_AIM OF THE EXERCISE_
In the data that follows, count the lines where "kreß" appears, and write only the number.

_DATA SHOWN_
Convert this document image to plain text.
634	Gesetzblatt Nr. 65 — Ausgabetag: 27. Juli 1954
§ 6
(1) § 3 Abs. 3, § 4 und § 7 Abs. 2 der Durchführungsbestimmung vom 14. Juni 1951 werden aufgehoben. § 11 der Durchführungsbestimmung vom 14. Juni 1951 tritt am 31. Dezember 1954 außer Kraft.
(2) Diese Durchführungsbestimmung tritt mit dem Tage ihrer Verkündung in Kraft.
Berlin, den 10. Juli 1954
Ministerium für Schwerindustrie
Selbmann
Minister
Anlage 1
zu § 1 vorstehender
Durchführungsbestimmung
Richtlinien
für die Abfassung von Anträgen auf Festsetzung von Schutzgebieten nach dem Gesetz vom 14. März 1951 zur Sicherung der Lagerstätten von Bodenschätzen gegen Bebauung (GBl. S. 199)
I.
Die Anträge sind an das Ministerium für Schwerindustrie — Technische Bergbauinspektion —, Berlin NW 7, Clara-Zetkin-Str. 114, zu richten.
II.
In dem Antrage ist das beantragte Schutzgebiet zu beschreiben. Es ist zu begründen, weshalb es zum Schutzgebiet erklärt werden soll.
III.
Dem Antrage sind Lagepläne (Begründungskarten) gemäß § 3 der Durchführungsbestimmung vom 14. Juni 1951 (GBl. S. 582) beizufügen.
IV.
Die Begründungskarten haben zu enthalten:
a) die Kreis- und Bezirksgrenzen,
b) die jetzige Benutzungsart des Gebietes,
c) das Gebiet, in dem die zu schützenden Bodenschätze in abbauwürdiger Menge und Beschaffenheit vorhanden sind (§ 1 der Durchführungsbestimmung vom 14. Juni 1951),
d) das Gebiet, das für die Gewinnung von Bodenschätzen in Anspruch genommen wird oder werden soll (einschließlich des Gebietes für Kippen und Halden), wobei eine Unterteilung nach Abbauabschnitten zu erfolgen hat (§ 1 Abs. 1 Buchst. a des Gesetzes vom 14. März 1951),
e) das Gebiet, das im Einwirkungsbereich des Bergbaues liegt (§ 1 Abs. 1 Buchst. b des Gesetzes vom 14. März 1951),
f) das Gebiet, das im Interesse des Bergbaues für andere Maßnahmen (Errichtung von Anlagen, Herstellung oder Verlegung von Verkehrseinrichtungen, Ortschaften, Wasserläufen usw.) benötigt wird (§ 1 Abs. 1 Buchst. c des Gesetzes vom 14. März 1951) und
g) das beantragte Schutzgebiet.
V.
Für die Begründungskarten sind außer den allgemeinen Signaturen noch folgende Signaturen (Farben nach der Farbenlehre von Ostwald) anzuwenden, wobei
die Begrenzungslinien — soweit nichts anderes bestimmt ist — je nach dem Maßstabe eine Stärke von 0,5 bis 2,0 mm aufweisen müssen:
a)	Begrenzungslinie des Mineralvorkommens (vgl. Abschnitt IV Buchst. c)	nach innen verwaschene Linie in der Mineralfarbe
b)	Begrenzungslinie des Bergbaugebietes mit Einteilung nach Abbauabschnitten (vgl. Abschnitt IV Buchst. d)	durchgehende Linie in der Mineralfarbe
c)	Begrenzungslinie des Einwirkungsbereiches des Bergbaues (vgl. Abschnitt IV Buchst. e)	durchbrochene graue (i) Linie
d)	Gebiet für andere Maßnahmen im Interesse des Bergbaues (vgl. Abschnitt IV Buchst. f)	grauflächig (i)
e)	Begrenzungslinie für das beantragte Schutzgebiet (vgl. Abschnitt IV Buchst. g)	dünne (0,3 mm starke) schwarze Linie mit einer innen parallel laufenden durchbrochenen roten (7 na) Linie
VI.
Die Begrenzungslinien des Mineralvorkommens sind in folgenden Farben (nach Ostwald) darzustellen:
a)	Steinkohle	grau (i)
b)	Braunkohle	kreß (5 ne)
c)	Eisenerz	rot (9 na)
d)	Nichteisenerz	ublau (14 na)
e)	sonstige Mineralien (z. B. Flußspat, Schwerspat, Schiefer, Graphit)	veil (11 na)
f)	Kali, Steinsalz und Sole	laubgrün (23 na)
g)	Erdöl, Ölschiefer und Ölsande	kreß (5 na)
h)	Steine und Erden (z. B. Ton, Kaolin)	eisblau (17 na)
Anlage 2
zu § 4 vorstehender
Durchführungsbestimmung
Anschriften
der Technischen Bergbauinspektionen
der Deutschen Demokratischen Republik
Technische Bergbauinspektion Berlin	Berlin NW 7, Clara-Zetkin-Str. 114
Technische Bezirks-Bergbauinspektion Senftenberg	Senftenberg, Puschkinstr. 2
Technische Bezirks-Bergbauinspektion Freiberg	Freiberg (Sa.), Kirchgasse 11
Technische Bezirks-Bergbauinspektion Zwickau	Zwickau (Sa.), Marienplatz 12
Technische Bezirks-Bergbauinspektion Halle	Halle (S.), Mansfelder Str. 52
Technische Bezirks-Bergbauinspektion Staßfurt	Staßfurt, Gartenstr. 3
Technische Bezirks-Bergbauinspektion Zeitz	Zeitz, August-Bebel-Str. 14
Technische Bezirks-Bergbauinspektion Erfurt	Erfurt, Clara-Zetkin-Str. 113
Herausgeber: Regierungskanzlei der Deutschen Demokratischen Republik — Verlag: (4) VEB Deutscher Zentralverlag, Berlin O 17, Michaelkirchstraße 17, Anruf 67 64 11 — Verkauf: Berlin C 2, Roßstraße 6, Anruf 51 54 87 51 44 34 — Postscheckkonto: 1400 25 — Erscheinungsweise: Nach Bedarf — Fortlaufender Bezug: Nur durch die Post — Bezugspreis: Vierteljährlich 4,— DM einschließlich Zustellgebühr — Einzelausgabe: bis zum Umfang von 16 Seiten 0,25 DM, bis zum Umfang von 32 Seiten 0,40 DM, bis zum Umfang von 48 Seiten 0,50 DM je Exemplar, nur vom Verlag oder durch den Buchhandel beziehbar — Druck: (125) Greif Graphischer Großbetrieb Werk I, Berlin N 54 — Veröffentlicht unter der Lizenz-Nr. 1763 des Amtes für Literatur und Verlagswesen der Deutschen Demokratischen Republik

_EXERCISE RESULT_
2